(Records about charts and figures)
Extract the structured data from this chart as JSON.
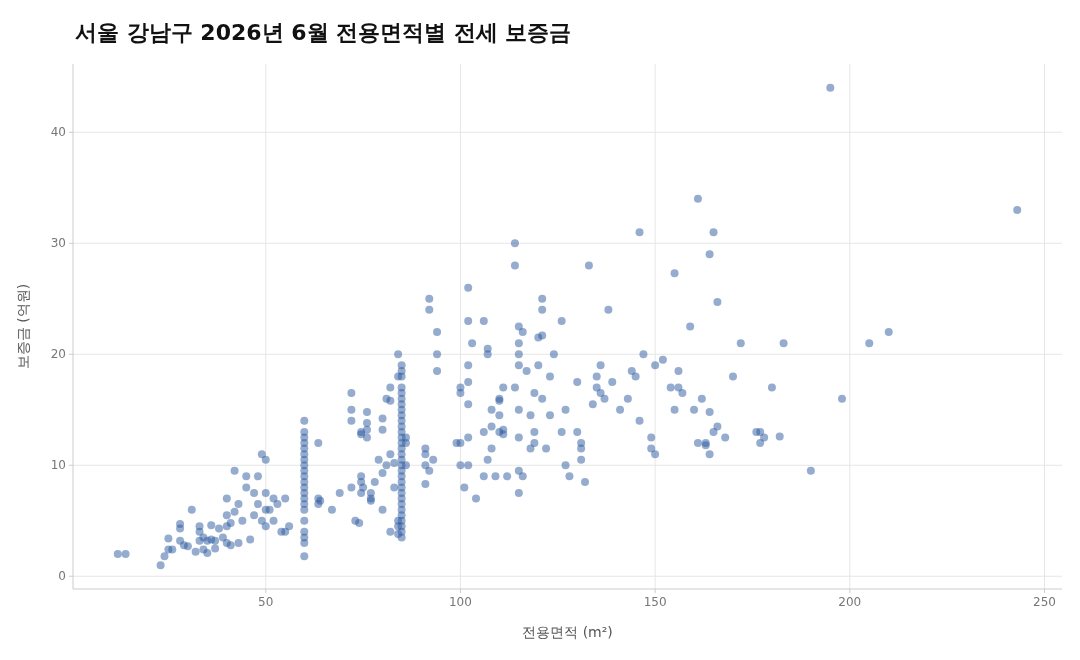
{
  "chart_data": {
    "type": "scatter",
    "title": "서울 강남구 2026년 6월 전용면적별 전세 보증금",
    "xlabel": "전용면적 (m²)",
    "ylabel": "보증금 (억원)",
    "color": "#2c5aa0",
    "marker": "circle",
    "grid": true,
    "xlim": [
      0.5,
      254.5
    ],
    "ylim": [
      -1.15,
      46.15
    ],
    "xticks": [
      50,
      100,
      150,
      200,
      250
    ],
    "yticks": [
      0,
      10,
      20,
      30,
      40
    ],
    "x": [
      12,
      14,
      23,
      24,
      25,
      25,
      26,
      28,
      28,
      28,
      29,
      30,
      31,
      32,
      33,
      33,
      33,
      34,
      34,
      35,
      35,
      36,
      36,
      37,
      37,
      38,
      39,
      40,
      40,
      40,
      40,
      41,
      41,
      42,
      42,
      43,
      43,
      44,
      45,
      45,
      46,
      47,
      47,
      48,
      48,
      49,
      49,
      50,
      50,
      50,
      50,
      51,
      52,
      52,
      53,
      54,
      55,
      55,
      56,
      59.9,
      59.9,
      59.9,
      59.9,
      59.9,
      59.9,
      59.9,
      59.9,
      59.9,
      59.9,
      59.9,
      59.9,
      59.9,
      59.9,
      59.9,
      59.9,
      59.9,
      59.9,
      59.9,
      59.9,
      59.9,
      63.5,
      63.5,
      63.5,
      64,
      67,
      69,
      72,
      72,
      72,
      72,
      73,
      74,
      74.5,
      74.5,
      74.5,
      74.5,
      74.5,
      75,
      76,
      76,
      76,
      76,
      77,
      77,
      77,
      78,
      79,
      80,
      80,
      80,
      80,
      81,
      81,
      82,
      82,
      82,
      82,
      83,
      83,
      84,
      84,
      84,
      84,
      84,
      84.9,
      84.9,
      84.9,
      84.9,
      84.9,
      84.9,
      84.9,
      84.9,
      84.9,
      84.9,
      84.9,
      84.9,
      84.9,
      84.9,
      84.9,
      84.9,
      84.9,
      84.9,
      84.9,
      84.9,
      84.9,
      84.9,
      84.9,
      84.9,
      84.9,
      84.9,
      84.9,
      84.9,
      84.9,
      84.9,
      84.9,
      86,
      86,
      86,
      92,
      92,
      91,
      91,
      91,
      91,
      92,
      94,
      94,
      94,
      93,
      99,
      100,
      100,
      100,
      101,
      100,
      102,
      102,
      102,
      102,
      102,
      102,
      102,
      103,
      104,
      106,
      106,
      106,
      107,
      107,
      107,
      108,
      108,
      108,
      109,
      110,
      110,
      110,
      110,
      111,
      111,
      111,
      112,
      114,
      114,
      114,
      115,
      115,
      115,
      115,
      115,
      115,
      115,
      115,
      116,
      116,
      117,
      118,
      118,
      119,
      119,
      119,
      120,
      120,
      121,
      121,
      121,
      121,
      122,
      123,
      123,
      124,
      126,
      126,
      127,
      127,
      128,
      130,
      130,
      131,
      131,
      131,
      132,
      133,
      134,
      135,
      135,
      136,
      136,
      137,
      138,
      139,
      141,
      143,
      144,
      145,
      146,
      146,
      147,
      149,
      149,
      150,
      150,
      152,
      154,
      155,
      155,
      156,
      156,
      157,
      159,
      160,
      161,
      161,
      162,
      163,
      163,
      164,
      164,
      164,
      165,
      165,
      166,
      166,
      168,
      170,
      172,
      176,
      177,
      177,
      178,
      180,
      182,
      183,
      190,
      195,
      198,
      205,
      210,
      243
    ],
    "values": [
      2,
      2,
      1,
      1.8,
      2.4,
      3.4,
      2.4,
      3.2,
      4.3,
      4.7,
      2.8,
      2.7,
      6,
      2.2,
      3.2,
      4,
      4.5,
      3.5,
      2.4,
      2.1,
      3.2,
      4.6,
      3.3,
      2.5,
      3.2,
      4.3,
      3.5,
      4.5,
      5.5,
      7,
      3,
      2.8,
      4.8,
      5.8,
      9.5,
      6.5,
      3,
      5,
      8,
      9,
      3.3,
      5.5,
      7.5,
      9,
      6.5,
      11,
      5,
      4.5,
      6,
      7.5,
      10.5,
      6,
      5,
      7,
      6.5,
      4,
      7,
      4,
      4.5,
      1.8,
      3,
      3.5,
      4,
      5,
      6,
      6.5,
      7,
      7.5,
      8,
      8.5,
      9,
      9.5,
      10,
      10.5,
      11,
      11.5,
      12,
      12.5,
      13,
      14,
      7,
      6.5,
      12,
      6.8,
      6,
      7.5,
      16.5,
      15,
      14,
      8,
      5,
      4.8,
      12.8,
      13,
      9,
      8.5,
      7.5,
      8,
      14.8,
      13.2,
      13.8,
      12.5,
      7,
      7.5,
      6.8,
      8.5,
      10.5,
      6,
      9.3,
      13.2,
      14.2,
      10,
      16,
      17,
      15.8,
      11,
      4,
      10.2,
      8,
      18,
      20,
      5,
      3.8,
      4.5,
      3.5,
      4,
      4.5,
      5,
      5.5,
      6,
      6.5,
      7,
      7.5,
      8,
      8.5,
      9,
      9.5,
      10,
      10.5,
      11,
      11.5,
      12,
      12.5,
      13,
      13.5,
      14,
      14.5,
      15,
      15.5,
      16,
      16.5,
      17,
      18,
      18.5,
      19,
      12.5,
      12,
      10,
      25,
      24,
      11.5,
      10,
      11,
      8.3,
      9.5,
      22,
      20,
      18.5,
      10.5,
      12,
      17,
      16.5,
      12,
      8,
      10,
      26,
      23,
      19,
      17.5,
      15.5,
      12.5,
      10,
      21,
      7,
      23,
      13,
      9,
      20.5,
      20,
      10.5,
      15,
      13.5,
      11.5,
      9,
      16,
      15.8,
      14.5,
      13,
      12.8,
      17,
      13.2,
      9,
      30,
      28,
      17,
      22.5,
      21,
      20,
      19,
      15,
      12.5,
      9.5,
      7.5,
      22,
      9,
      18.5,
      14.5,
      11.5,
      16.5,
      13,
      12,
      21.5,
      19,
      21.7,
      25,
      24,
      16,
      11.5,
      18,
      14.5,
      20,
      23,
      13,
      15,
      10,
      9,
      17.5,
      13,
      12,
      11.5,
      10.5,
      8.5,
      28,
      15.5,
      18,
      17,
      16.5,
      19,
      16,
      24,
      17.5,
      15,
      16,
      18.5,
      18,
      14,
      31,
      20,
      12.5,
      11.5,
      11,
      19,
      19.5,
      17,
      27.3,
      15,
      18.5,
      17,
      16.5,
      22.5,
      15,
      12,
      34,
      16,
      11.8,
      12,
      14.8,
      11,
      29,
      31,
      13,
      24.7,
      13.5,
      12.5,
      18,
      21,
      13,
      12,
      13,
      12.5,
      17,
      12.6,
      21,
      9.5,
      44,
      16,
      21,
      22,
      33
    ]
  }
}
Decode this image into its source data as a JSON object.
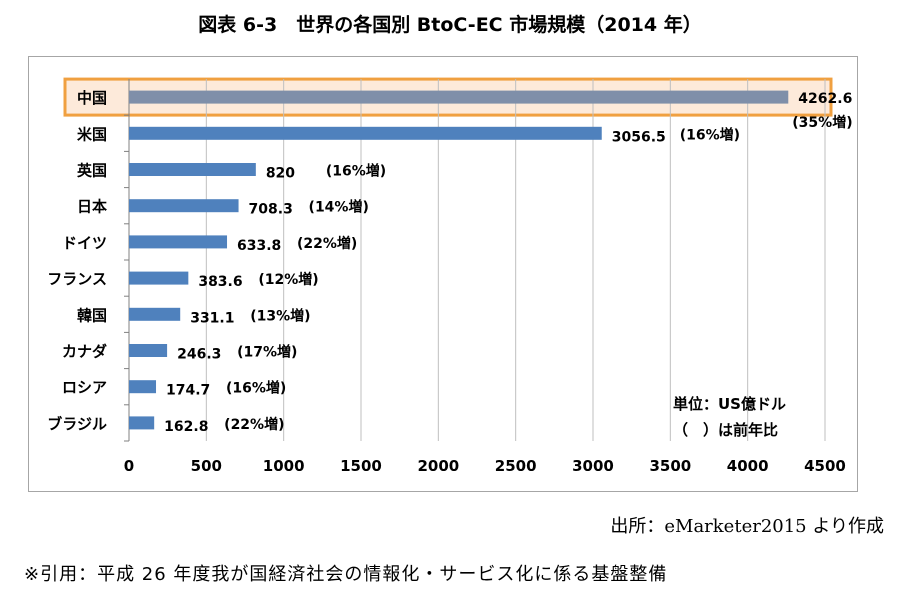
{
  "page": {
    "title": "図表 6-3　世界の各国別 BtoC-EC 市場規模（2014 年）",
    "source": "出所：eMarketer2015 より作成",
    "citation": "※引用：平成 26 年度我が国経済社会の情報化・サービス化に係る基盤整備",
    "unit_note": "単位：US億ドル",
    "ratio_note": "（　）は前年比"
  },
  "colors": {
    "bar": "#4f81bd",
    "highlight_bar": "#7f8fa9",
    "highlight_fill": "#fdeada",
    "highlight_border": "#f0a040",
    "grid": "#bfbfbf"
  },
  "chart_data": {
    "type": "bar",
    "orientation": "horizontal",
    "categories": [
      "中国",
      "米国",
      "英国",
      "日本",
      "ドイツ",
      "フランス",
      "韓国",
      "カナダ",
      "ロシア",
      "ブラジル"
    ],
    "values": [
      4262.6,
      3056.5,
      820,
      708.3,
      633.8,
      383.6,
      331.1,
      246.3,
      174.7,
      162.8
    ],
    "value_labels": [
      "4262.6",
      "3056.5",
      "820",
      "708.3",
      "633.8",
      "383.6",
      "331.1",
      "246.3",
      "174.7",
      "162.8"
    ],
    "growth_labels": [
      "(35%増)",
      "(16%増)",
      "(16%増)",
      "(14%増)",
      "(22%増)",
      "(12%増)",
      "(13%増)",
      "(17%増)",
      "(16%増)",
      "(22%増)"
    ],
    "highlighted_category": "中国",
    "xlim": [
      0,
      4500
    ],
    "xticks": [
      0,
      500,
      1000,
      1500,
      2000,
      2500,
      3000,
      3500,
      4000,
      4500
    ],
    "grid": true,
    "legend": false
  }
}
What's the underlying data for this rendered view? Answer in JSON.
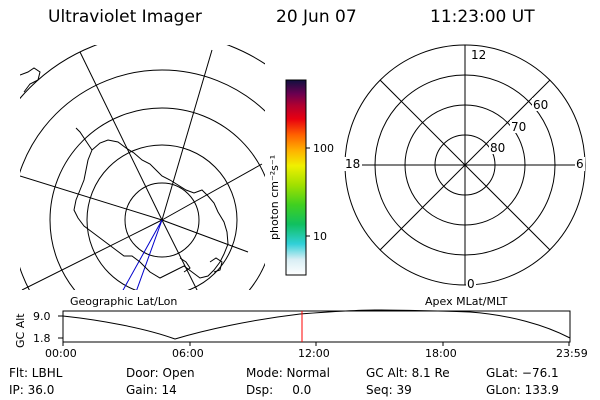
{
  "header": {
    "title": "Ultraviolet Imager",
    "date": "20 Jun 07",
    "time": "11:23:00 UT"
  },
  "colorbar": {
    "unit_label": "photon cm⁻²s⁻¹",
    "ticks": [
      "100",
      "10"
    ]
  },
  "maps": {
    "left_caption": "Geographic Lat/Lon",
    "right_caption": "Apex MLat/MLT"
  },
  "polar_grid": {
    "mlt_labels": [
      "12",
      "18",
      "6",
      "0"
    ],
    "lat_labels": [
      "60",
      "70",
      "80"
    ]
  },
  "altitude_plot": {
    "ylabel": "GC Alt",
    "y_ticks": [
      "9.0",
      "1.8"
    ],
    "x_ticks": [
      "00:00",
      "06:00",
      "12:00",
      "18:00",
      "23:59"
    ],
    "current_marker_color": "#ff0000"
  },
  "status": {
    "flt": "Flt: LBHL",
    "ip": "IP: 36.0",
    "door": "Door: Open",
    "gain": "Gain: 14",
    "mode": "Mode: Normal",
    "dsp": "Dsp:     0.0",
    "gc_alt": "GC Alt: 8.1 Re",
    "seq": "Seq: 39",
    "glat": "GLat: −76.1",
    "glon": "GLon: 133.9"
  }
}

**WHAT YOU NEED TO DO:** From the entries above, copy every line containing the word "source".

**COMPLETED EXERCISE:**
Decode this image into its source data as a JSON object.
    "source": "出所：eMarketer2015 より作成",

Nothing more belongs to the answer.